[Collection entries]
________________________________________

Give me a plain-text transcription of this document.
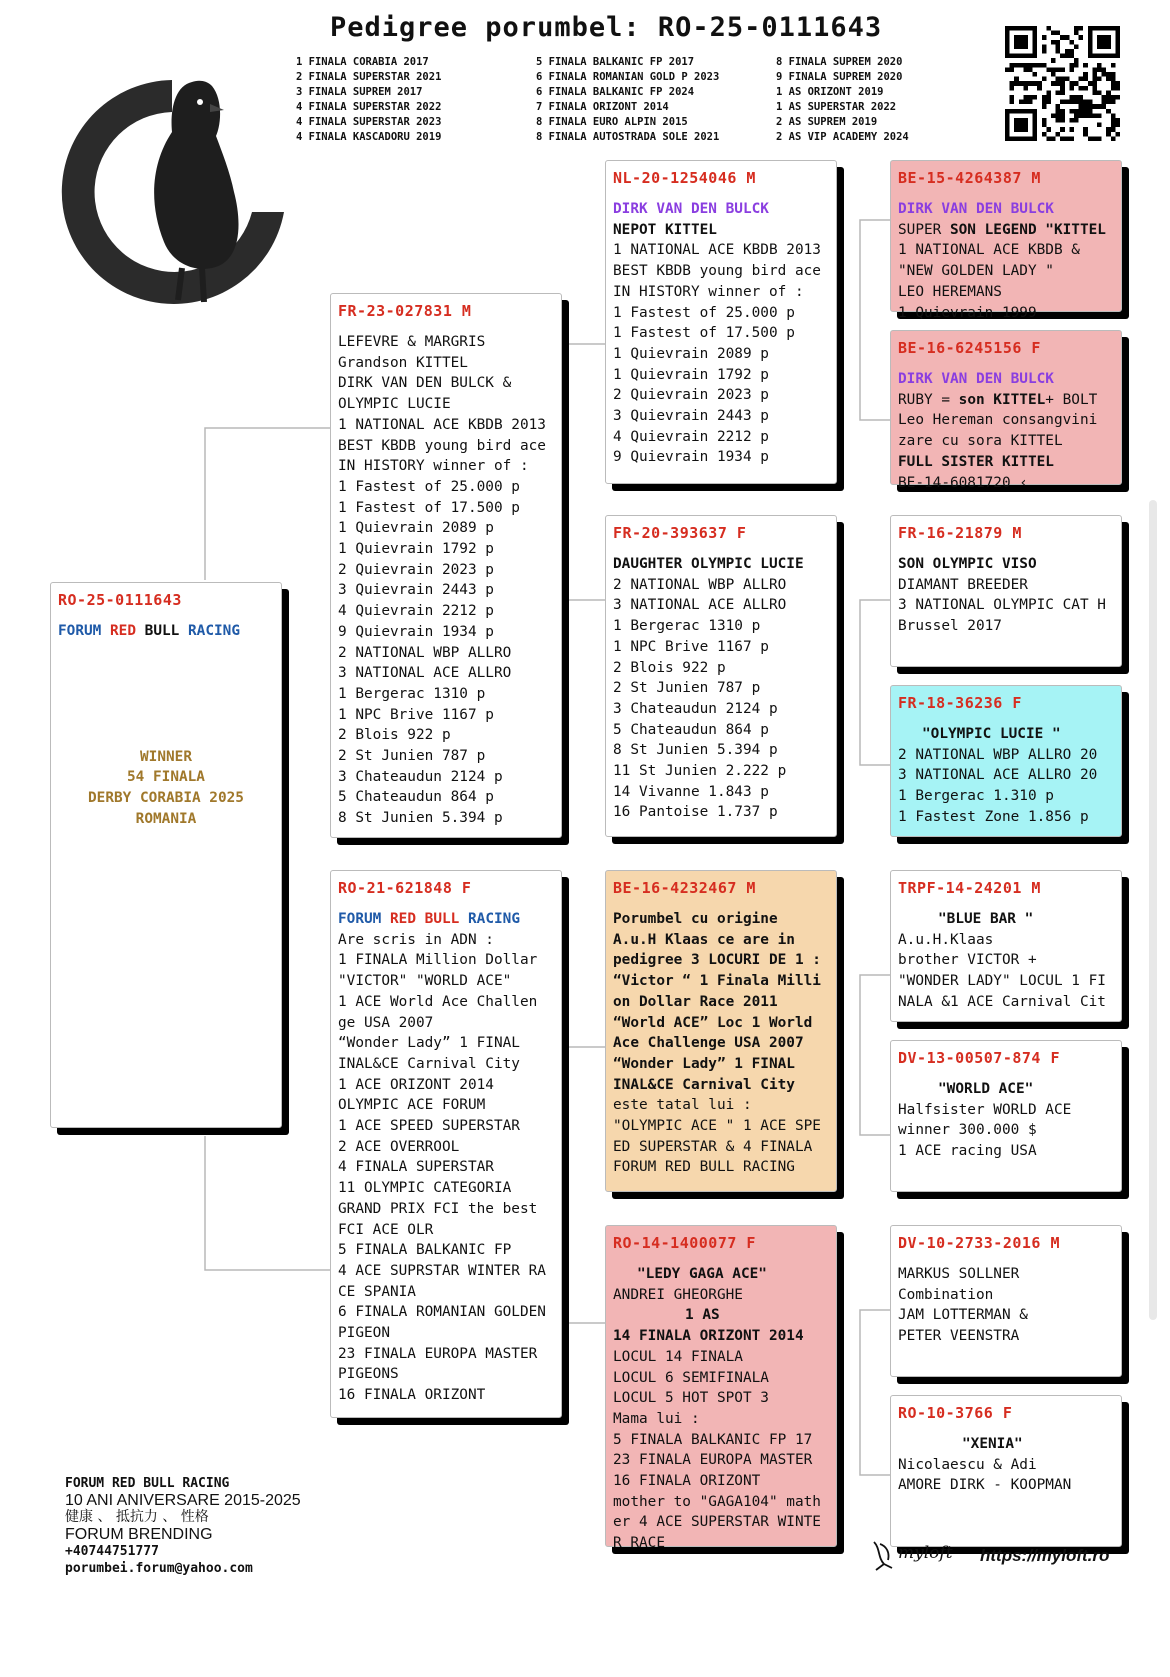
Pedigree porumbel: RO-25-0111643
1 FINALA CORABIA 2017
2 FINALA SUPERSTAR 2021
3 FINALA SUPREM 2017
4 FINALA SUPERSTAR 2022
4 FINALA SUPERSTAR 2023
4 FINALA KASCADORU 2019
5 FINALA BALKANIC FP 2017
6 FINALA ROMANIAN GOLD P 2023
6 FINALA BALKANIC FP 2024
7 FINALA ORIZONT 2014
8 FINALA EURO ALPIN 2015
8 FINALA AUTOSTRADA SOLE 2021
8 FINALA SUPREM 2020
9 FINALA SUPREM 2020
1 AS ORIZONT 2019
1 AS SUPERSTAR 2022
2 AS SUPREM 2019
2 AS VIP ACADEMY 2024
RO-25-0111643
FORUM RED BULL RACING
WINNER
54 FINALA
DERBY CORABIA 2025
ROMANIA
FR-23-027831 M
LEFEVRE & MARGRIS
Grandson KITTEL
DIRK VAN DEN BULCK &
OLYMPIC LUCIE
1 NATIONAL ACE KBDB 2013
BEST KBDB young bird ace
IN HISTORY winner of :
1 Fastest of 25.000 p
1 Fastest of 17.500 p
1 Quievrain 2089 p
1 Quievrain 1792 p
2 Quievrain 2023 p
3 Quievrain 2443 p
4 Quievrain 2212 p
9 Quievrain 1934 p
2 NATIONAL WBP ALLRO
3 NATIONAL ACE ALLRO
1 Bergerac 1310 p
1 NPC Brive 1167 p
2 Blois 922 p
2 St Junien 787 p
3 Chateaudun 2124 p
5 Chateaudun 864 p
8 St Junien 5.394 p
RO-21-621848 F
FORUM RED BULL RACING
Are scris in ADN :
1 FINALA Million Dollar
"VICTOR" "WORLD ACE"
1 ACE World Ace Challen
ge USA 2007
“Wonder Lady” 1 FINAL
INAL&CE Carnival City
1 ACE ORIZONT 2014
OLYMPIC ACE FORUM
1 ACE SPEED SUPERSTAR
2 ACE OVERROOL
4 FINALA SUPERSTAR
11 OLYMPIC CATEGORIA
GRAND PRIX FCI the best
FCI ACE OLR
5 FINALA BALKANIC FP
4 ACE SUPRSTAR WINTER RA
CE SPANIA
6 FINALA ROMANIAN GOLDEN
PIGEON
23 FINALA EUROPA MASTER
PIGEONS
16 FINALA ORIZONT
NL-20-1254046 M
DIRK VAN DEN BULCK
NEPOT KITTEL
1 NATIONAL ACE KBDB 2013
BEST KBDB young bird ace
IN HISTORY winner of :
1 Fastest of 25.000 p
1 Fastest of 17.500 p
1 Quievrain 2089 p
1 Quievrain 1792 p
2 Quievrain 2023 p
3 Quievrain 2443 p
4 Quievrain 2212 p
9 Quievrain 1934 p
FR-20-393637 F
DAUGHTER OLYMPIC LUCIE
2 NATIONAL WBP ALLRO
3 NATIONAL ACE ALLRO
1 Bergerac 1310 p
1 NPC Brive 1167 p
2 Blois 922 p
2 St Junien 787 p
3 Chateaudun 2124 p
5 Chateaudun 864 p
8 St Junien 5.394 p
11 St Junien 2.222 p
14 Vivanne 1.843 p
16 Pantoise 1.737 p
BE-16-4232467 M
Porumbel cu origine
A.u.H Klaas ce are in
pedigree 3 LOCURI DE 1 :
“Victor “ 1 Finala Milli
on Dollar Race 2011
“World ACE” Loc 1 World
Ace Challenge USA 2007
“Wonder Lady” 1 FINAL
INAL&CE Carnival City
este tatal lui :
"OLYMPIC ACE " 1 ACE SPE
ED SUPERSTAR & 4 FINALA
FORUM RED BULL RACING
RO-14-1400077 F
"LEDY GAGA ACE"
ANDREI GHEORGHE
1 AS
14 FINALA ORIZONT 2014
LOCUL 14 FINALA
LOCUL 6 SEMIFINALA
LOCUL 5 HOT SPOT 3
Mama lui :
5 FINALA BALKANIC FP 17
23 FINALA EUROPA MASTER
16 FINALA ORIZONT
mother to "GAGA104" math
er 4 ACE SUPERSTAR WINTE
R RACE
BE-15-4264387 M
DIRK VAN DEN BULCK
SUPER SON LEGEND "KITTEL
1 NATIONAL ACE KBDB &
"NEW GOLDEN LADY "
LEO HEREMANS
1 Quievrain 1999
BE-16-6245156 F
DIRK VAN DEN BULCK
RUBY = son KITTEL+ BOLT
Leo Hereman consangvini
zare cu sora KITTEL
FULL SISTER KITTEL
BE-14-6081720 ‹
FR-16-21879 M
SON OLYMPIC VISO
DIAMANT BREEDER
3 NATIONAL OLYMPIC CAT H
Brussel 2017
FR-18-36236 F
"OLYMPIC LUCIE "
2 NATIONAL WBP ALLRO 20
3 NATIONAL ACE ALLRO 20
1 Bergerac 1.310 p
1 Fastest Zone 1.856 p
TRPF-14-24201 M
"BLUE BAR "
A.u.H.Klaas
brother VICTOR +
"WONDER LADY" LOCUL 1 FI
NALA &1 ACE Carnival Cit
DV-13-00507-874 F
"WORLD ACE"
Halfsister WORLD ACE
winner 300.000 $
1 ACE racing USA
DV-10-2733-2016 M
MARKUS SOLLNER
Combination
JAM LOTTERMAN &
PETER VEENSTRA
RO-10-3766 F
"XENIA"
Nicolaescu & Adi
AMORE DIRK - KOOPMAN
FORUM RED BULL RACING
10 ANI ANIVERSARE 2015-2025
健康 、 抵抗力 、 性格
FORUM BRENDING
+40744751777
porumbei.forum@yahoo.com
myloft https://myloft.ro
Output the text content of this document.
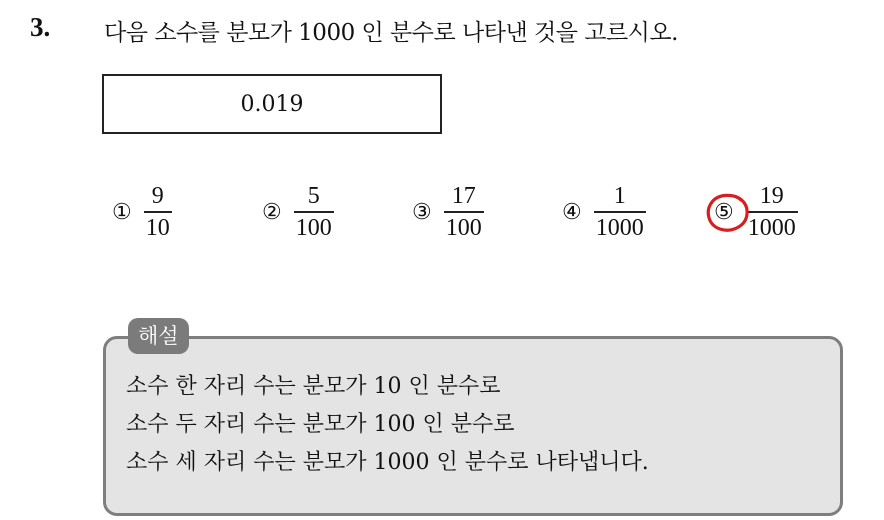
3. 다음 소수를 분모가 1000 인 분수로 나타낸 것을 고르시오.
0.019
① $\frac{9}{10}$	② $\frac{5}{100}$	③ $\frac{17}{100}$	④ $\frac{1}{1000}$	⑤ $\frac{19}{1000}$
해설
소수 한 자리 수는 분모가 10 인 분수로
소수 두 자리 수는 분모가 100 인 분수로
소수 세 자리 수는 분모가 1000 인 분수로 나타냅니다.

________________________________________

WHAT YOU HAVE TO DO
Are you able to set down all the lines above exactly, without any pictures?

REPLY TO THE TASK
Give me a plain-text transcription of this document.
Pedigree porumbel: RO-25-0111643
1 FINALA CORABIA 2017
2 FINALA SUPERSTAR 2021
3 FINALA SUPREM 2017
4 FINALA SUPERSTAR 2022
4 FINALA SUPERSTAR 2023
4 FINALA KASCADORU 2019
5 FINALA BALKANIC FP 2017
6 FINALA ROMANIAN GOLD P 2023
6 FINALA BALKANIC FP 2024
7 FINALA ORIZONT 2014
8 FINALA EURO ALPIN 2015
8 FINALA AUTOSTRADA SOLE 2021
8 FINALA SUPREM 2020
9 FINALA SUPREM 2020
1 AS ORIZONT 2019
1 AS SUPERSTAR 2022
2 AS SUPREM 2019
2 AS VIP ACADEMY 2024
RO-25-0111643
FORUM RED BULL RACING
WINNER
54 FINALA
DERBY CORABIA 2025
ROMANIA
FR-23-027831 M
LEFEVRE & MARGRIS
Grandson KITTEL
DIRK VAN DEN BULCK &
OLYMPIC LUCIE
1 NATIONAL ACE KBDB 2013
BEST KBDB young bird ace
IN HISTORY winner of :
1 Fastest of 25.000 p
1 Fastest of 17.500 p
1 Quievrain 2089 p
1 Quievrain 1792 p
2 Quievrain 2023 p
3 Quievrain 2443 p
4 Quievrain 2212 p
9 Quievrain 1934 p
2 NATIONAL WBP ALLRO
3 NATIONAL ACE ALLRO
1 Bergerac 1310 p
1 NPC Brive 1167 p
2 Blois 922 p
2 St Junien 787 p
3 Chateaudun 2124 p
5 Chateaudun 864 p
8 St Junien 5.394 p
RO-21-621848 F
FORUM RED BULL RACING
Are scris in ADN :
1 FINALA Million Dollar
"VICTOR" "WORLD ACE"
1 ACE World Ace Challen
ge USA 2007
“Wonder Lady” 1 FINAL
INAL&CE Carnival City
1 ACE ORIZONT 2014
OLYMPIC ACE FORUM
1 ACE SPEED SUPERSTAR
2 ACE OVERROOL
4 FINALA SUPERSTAR
11 OLYMPIC CATEGORIA
GRAND PRIX FCI the best
FCI ACE OLR
5 FINALA BALKANIC FP
4 ACE SUPRSTAR WINTER RA
CE SPANIA
6 FINALA ROMANIAN GOLDEN
PIGEON
23 FINALA EUROPA MASTER
PIGEONS
16 FINALA ORIZONT
NL-20-1254046 M
DIRK VAN DEN BULCK
NEPOT KITTEL
1 NATIONAL ACE KBDB 2013
BEST KBDB young bird ace
IN HISTORY winner of :
1 Fastest of 25.000 p
1 Fastest of 17.500 p
1 Quievrain 2089 p
1 Quievrain 1792 p
2 Quievrain 2023 p
3 Quievrain 2443 p
4 Quievrain 2212 p
9 Quievrain 1934 p
FR-20-393637 F
DAUGHTER OLYMPIC LUCIE
2 NATIONAL WBP ALLRO
3 NATIONAL ACE ALLRO
1 Bergerac 1310 p
1 NPC Brive 1167 p
2 Blois 922 p
2 St Junien 787 p
3 Chateaudun 2124 p
5 Chateaudun 864 p
8 St Junien 5.394 p
11 St Junien 2.222 p
14 Vivanne 1.843 p
16 Pantoise 1.737 p
BE-16-4232467 M
Porumbel cu origine
A.u.H Klaas ce are in
pedigree 3 LOCURI DE 1 :
“Victor “ 1 Finala Milli
on Dollar Race 2011
“World ACE” Loc 1 World
Ace Challenge USA 2007
“Wonder Lady” 1 FINAL
INAL&CE Carnival City
este tatal lui :
"OLYMPIC ACE " 1 ACE SPE
ED SUPERSTAR & 4 FINALA
FORUM RED BULL RACING
RO-14-1400077 F
"LEDY GAGA ACE"
ANDREI GHEORGHE
1 AS
14 FINALA ORIZONT 2014
LOCUL 14 FINALA
LOCUL 6 SEMIFINALA
LOCUL 5 HOT SPOT 3
Mama lui :
5 FINALA BALKANIC FP 17
23 FINALA EUROPA MASTER
16 FINALA ORIZONT
mother to "GAGA104" math
er 4 ACE SUPERSTAR WINTE
R RACE
BE-15-4264387 M
DIRK VAN DEN BULCK
SUPER SON LEGEND "KITTEL
1 NATIONAL ACE KBDB &
"NEW GOLDEN LADY "
LEO HEREMANS
1 Quievrain 1999
BE-16-6245156 F
DIRK VAN DEN BULCK
RUBY = son KITTEL+ BOLT
Leo Hereman consangvini
zare cu sora KITTEL
FULL SISTER KITTEL
BE-14-6081720 ‹
FR-16-21879 M
SON OLYMPIC VISO
DIAMANT BREEDER
3 NATIONAL OLYMPIC CAT H
Brussel 2017
FR-18-36236 F
"OLYMPIC LUCIE "
2 NATIONAL WBP ALLRO 20
3 NATIONAL ACE ALLRO 20
1 Bergerac 1.310 p
1 Fastest Zone 1.856 p
TRPF-14-24201 M
"BLUE BAR "
A.u.H.Klaas
brother VICTOR +
"WONDER LADY" LOCUL 1 FI
NALA &1 ACE Carnival Cit
DV-13-00507-874 F
"WORLD ACE"
Halfsister WORLD ACE
winner 300.000 $
1 ACE racing USA
DV-10-2733-2016 M
MARKUS SOLLNER
Combination
JAM LOTTERMAN &
PETER VEENSTRA
RO-10-3766 F
"XENIA"
Nicolaescu & Adi
AMORE DIRK - KOOPMAN
FORUM RED BULL RACING
10 ANI ANIVERSARE 2015-2025
健康 、 抵抗力 、 性格
FORUM BRENDING
+40744751777
porumbei.forum@yahoo.com
myloft https://myloft.ro
Output the text content of this document.
3. 다음 소수를 분모가 1000 인 분수로 나타낸 것을 고르시오.
0.019
① $\frac{9}{10}$	② $\frac{5}{100}$	③ $\frac{17}{100}$	④ $\frac{1}{1000}$	⑤ $\frac{19}{1000}$
해설
소수 한 자리 수는 분모가 10 인 분수로
소수 두 자리 수는 분모가 100 인 분수로
소수 세 자리 수는 분모가 1000 인 분수로 나타냅니다.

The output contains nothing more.